═════ Provided records ═════

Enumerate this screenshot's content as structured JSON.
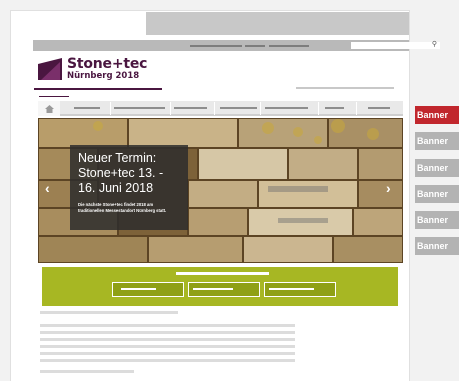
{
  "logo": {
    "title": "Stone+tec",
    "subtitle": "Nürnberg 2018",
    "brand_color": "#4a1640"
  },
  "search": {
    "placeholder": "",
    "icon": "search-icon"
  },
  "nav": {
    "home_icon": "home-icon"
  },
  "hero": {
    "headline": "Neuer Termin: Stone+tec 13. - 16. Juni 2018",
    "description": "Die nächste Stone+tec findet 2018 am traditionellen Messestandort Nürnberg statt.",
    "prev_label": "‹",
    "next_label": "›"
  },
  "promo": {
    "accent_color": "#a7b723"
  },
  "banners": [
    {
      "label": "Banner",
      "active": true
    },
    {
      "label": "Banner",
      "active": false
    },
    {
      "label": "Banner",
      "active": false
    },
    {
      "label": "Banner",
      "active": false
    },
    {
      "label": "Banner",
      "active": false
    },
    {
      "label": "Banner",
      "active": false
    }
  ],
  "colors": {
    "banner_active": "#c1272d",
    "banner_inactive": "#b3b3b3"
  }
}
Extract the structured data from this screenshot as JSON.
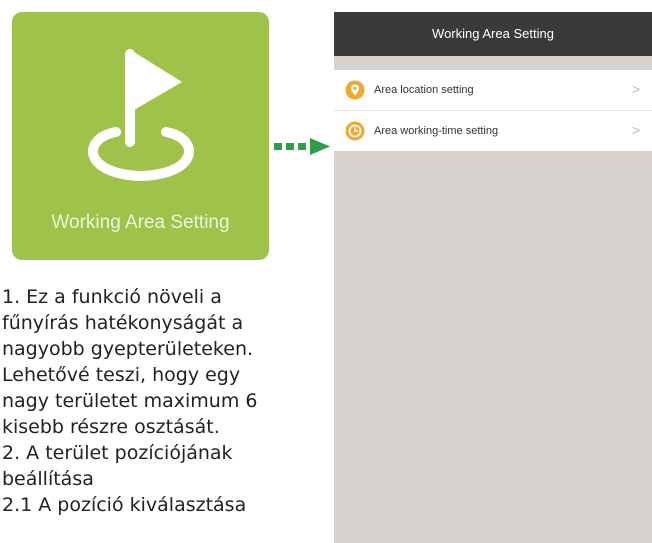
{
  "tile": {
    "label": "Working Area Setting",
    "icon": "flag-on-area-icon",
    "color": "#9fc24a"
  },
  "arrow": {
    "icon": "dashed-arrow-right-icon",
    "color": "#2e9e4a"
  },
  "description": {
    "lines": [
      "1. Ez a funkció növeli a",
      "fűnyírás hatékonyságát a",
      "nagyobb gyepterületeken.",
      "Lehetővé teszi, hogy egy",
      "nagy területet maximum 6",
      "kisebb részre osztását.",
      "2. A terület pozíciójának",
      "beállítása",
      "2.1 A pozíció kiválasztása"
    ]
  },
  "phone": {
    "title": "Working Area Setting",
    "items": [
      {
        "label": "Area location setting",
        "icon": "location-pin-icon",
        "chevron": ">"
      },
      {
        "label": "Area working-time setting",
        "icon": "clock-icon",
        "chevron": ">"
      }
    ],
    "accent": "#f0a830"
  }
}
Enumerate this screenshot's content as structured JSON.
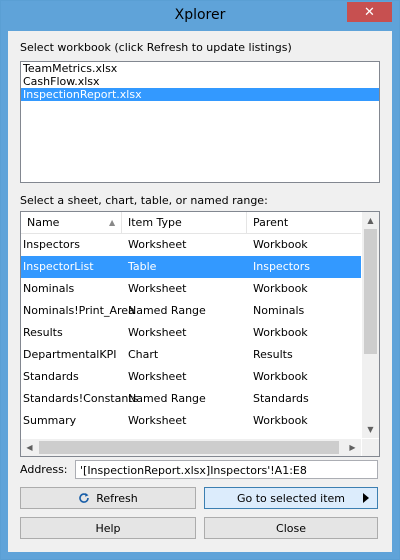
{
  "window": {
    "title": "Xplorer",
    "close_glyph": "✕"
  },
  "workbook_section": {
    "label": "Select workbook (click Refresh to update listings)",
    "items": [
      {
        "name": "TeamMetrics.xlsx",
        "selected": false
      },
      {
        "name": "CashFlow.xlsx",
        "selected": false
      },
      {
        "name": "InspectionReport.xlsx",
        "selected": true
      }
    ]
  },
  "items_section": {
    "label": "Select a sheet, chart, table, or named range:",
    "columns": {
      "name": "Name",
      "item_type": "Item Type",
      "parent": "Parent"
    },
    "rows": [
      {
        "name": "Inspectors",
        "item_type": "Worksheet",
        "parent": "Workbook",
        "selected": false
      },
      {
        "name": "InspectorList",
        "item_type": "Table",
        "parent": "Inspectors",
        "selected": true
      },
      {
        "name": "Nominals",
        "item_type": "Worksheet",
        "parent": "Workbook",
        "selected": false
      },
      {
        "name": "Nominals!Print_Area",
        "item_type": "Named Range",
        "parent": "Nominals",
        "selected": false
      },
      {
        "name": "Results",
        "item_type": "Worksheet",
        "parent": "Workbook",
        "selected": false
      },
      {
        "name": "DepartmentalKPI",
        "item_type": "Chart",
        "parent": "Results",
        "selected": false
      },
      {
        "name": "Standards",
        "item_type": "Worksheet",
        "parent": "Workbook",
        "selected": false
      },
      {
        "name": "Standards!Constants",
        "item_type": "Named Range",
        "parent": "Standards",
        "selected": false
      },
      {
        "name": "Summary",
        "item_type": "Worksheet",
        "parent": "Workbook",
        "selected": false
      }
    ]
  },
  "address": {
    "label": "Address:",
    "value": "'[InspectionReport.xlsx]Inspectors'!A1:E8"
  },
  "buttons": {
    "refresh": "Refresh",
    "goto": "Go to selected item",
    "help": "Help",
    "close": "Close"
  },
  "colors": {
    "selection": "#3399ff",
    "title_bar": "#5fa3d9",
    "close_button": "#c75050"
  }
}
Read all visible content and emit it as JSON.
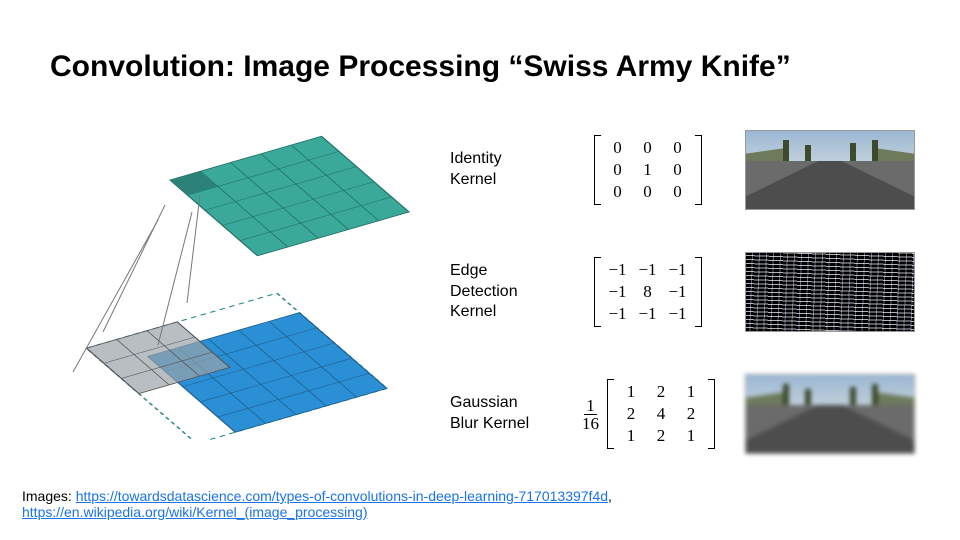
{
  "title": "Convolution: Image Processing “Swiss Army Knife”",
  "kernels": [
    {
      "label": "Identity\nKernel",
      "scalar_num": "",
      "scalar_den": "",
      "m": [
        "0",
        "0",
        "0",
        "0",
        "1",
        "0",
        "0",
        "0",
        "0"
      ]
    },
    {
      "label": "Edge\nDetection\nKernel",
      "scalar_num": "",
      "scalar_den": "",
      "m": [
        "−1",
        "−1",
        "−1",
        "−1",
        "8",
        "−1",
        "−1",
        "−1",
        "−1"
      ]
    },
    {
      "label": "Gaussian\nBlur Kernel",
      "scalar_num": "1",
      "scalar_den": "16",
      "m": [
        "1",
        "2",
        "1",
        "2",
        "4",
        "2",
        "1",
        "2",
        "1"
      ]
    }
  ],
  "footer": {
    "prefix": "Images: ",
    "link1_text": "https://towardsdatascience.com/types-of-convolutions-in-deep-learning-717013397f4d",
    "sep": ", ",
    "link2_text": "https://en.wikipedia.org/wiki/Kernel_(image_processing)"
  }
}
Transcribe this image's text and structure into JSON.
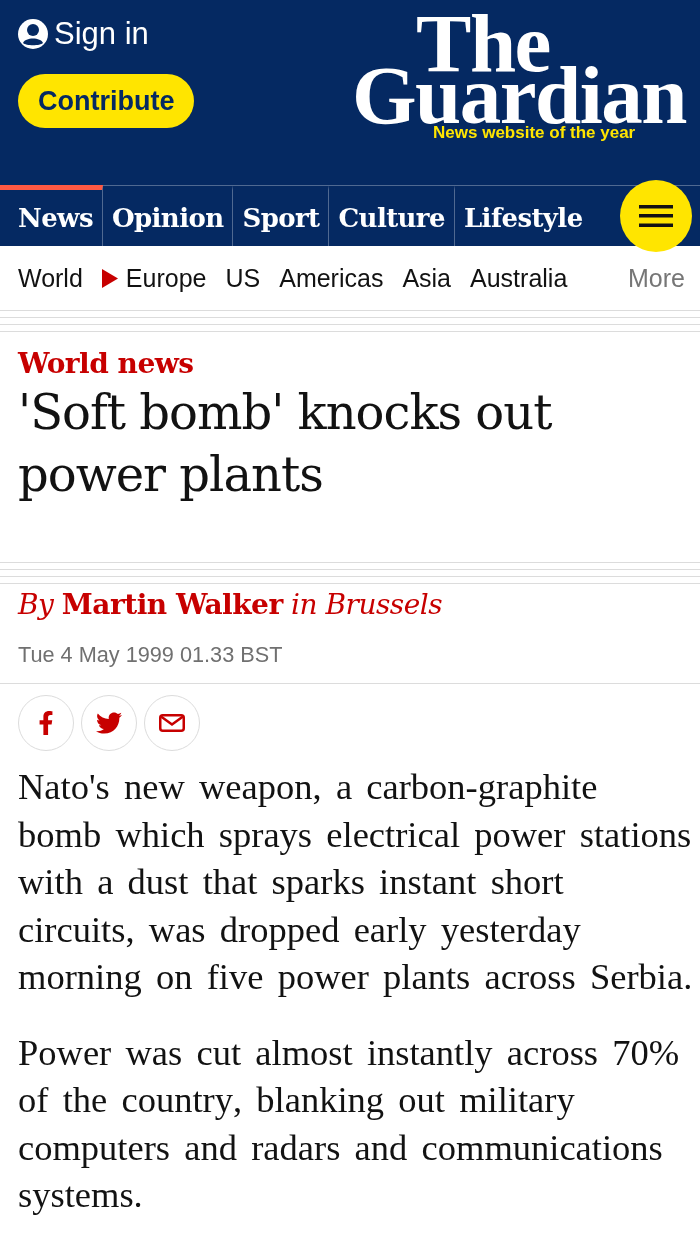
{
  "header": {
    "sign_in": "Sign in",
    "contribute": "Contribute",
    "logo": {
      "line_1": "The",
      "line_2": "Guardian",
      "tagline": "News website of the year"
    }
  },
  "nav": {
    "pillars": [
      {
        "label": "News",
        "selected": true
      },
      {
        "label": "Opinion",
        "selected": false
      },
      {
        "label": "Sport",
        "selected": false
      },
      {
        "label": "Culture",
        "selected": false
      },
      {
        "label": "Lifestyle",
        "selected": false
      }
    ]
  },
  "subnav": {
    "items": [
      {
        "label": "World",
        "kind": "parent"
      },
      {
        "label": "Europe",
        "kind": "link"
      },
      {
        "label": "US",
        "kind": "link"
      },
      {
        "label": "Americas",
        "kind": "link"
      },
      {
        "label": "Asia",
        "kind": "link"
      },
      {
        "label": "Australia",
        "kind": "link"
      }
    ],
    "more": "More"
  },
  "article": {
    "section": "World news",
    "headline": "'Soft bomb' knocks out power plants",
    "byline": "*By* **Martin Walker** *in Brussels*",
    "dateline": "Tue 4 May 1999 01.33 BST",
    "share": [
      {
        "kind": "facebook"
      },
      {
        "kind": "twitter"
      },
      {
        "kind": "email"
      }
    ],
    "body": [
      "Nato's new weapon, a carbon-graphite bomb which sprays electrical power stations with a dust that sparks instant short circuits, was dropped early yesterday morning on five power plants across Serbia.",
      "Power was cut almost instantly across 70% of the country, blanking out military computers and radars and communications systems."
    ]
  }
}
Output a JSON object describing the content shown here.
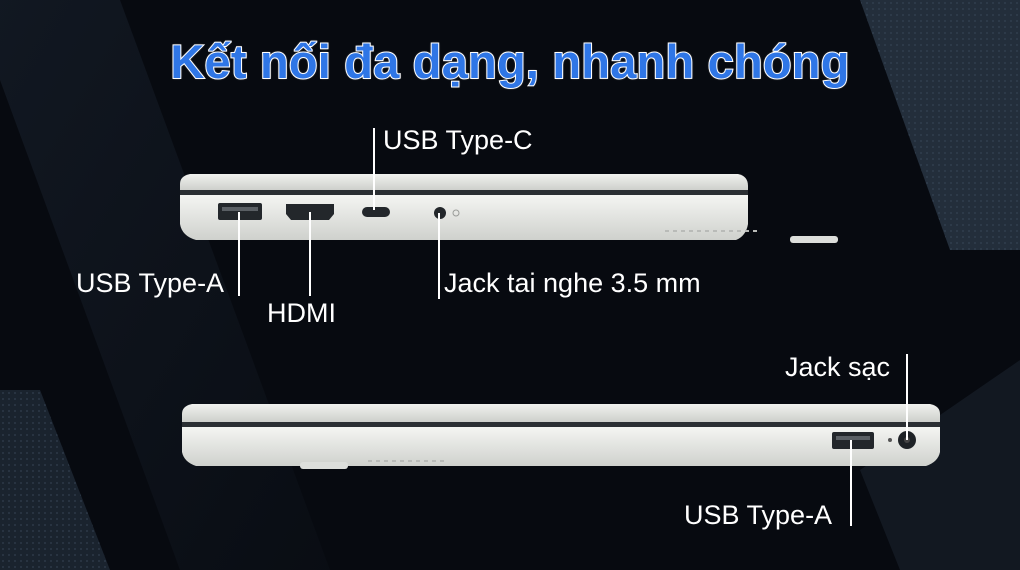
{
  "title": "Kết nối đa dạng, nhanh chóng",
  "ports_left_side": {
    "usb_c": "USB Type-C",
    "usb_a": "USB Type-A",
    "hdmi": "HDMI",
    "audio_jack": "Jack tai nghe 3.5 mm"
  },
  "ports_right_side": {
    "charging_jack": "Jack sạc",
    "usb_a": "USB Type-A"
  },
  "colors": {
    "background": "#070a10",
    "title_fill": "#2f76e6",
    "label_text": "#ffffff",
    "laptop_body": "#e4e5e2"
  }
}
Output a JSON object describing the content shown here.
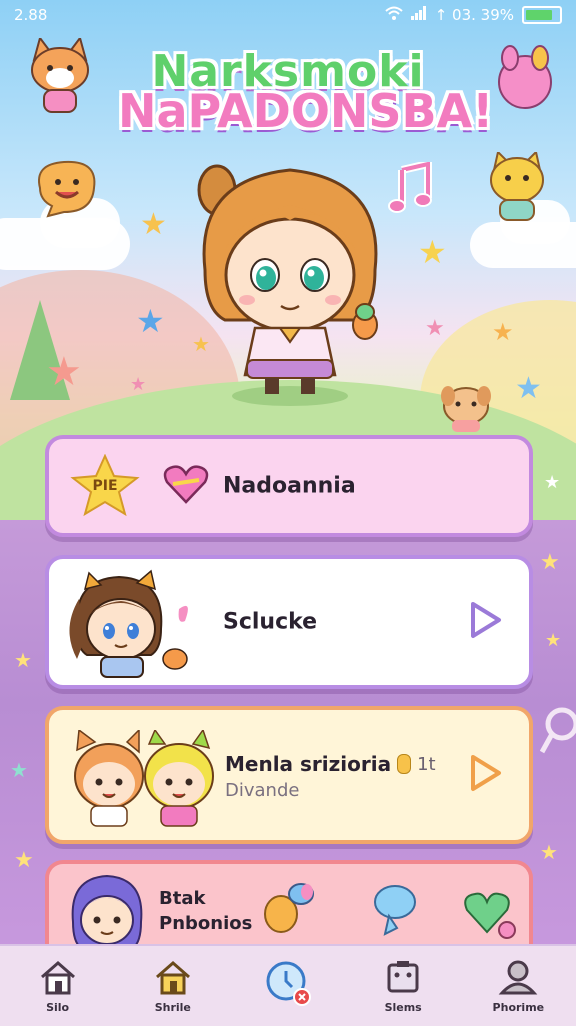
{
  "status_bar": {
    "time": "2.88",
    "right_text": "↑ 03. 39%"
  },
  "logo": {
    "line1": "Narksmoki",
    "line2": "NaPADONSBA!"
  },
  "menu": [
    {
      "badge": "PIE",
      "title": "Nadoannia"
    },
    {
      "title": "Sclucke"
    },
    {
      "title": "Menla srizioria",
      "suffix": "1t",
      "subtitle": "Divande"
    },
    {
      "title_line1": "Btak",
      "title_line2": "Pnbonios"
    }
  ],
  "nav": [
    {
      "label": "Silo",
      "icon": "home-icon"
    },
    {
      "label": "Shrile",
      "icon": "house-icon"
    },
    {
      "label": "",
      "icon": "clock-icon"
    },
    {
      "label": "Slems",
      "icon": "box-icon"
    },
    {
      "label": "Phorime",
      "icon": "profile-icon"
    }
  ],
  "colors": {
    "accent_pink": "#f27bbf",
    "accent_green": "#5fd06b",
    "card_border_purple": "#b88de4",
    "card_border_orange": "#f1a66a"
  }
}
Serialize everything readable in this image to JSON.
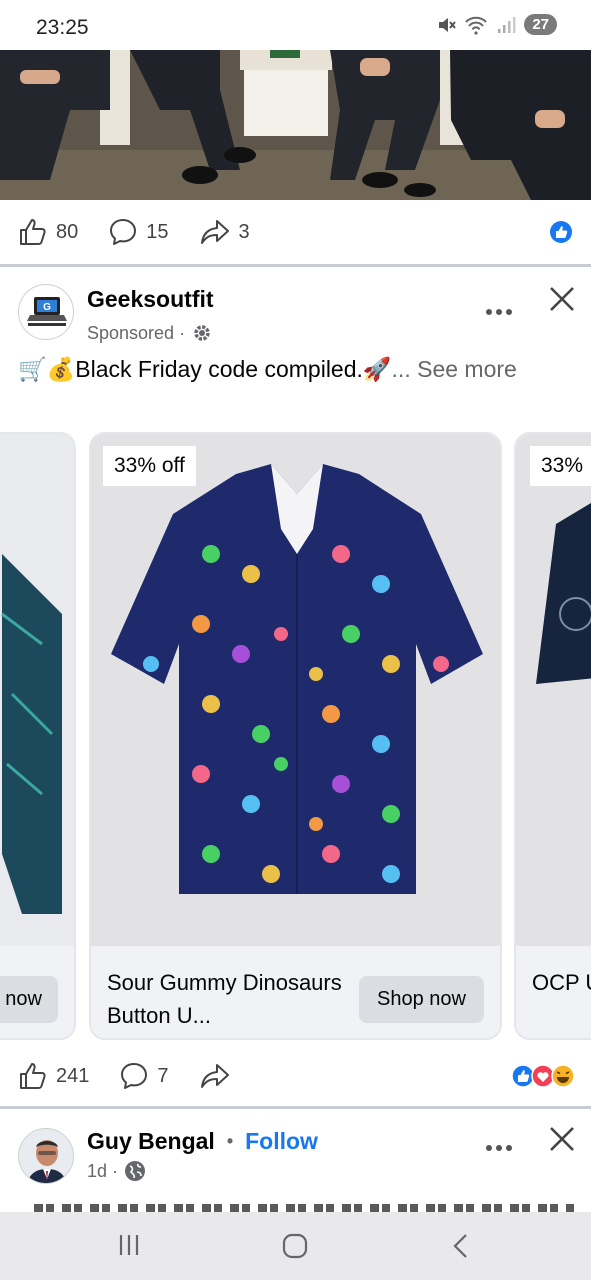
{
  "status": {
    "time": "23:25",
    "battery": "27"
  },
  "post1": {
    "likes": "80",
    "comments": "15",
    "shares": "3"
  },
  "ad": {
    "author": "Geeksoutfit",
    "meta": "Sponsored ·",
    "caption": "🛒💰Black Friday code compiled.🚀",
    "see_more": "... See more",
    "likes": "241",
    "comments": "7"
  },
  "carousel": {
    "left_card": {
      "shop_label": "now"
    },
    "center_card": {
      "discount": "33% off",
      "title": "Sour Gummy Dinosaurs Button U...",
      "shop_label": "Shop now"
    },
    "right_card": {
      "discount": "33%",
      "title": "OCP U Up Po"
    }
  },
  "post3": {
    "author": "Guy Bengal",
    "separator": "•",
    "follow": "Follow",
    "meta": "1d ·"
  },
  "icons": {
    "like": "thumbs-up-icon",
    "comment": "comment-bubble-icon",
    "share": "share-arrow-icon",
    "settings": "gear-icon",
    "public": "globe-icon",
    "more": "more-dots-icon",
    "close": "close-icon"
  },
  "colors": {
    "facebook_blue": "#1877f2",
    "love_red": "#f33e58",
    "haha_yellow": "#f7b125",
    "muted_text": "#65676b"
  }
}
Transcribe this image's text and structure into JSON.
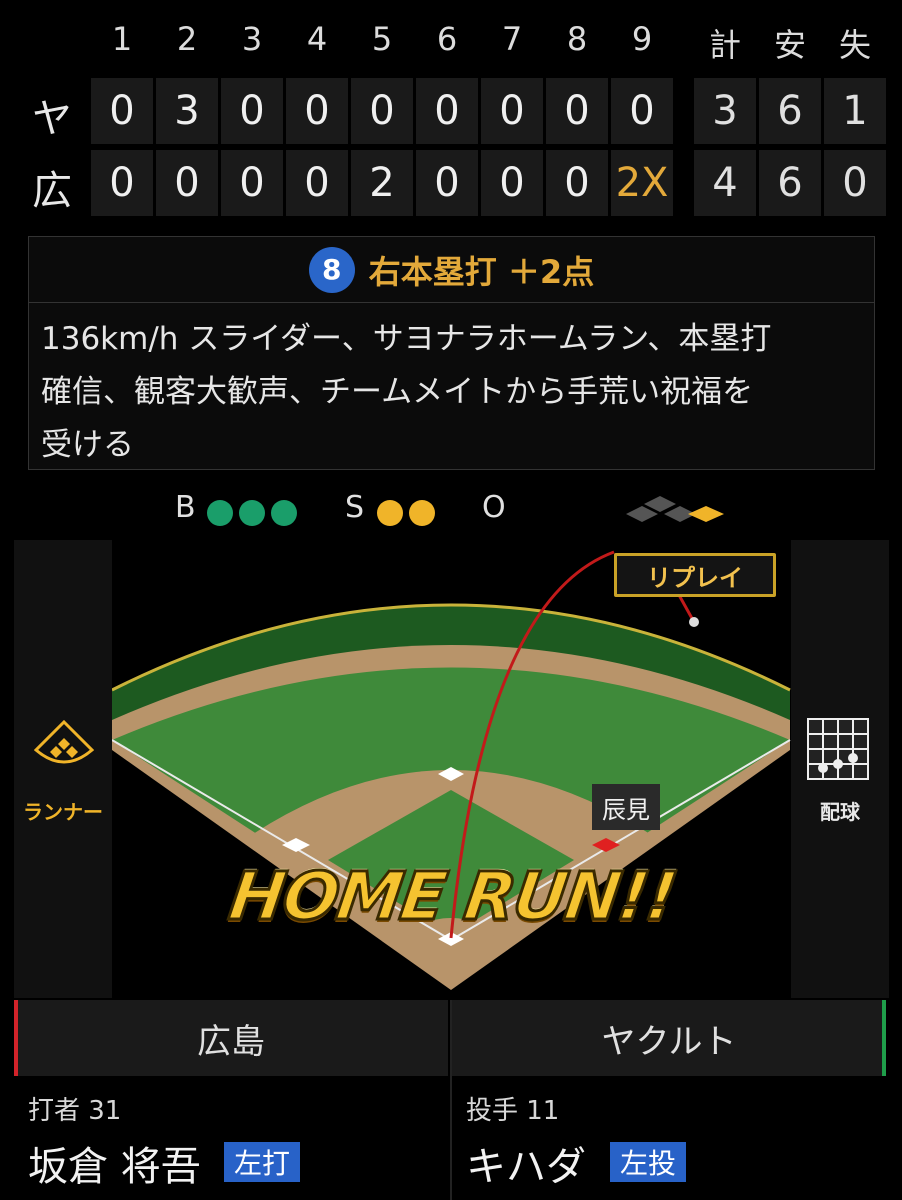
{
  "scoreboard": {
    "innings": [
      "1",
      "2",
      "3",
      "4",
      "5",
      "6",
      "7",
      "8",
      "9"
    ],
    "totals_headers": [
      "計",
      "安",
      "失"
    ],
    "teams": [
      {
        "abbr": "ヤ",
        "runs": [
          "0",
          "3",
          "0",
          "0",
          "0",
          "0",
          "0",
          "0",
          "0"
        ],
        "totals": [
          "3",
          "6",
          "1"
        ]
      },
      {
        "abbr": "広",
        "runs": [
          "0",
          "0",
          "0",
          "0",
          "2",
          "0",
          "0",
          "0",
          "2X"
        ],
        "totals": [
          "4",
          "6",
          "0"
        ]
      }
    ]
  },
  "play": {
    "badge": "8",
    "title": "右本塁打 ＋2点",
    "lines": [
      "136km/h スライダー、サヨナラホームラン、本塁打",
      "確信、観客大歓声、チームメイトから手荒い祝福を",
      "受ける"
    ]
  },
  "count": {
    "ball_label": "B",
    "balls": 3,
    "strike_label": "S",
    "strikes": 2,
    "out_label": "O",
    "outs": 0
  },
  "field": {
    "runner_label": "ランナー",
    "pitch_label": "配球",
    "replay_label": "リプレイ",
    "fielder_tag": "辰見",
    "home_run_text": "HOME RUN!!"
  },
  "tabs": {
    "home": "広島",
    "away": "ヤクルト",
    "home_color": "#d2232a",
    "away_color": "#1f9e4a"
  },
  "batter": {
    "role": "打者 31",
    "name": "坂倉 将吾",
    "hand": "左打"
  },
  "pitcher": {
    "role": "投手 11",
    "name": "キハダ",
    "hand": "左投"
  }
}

═════

_What you are asked to do_
Reproduce each line from the records that contains the word "Inspectors".

_Solved exercise_
        "name": "Inspectors",
        "parent": "Inspectors",
    "value": "'[InspectionReport.xlsx]Inspectors'!A1:E8"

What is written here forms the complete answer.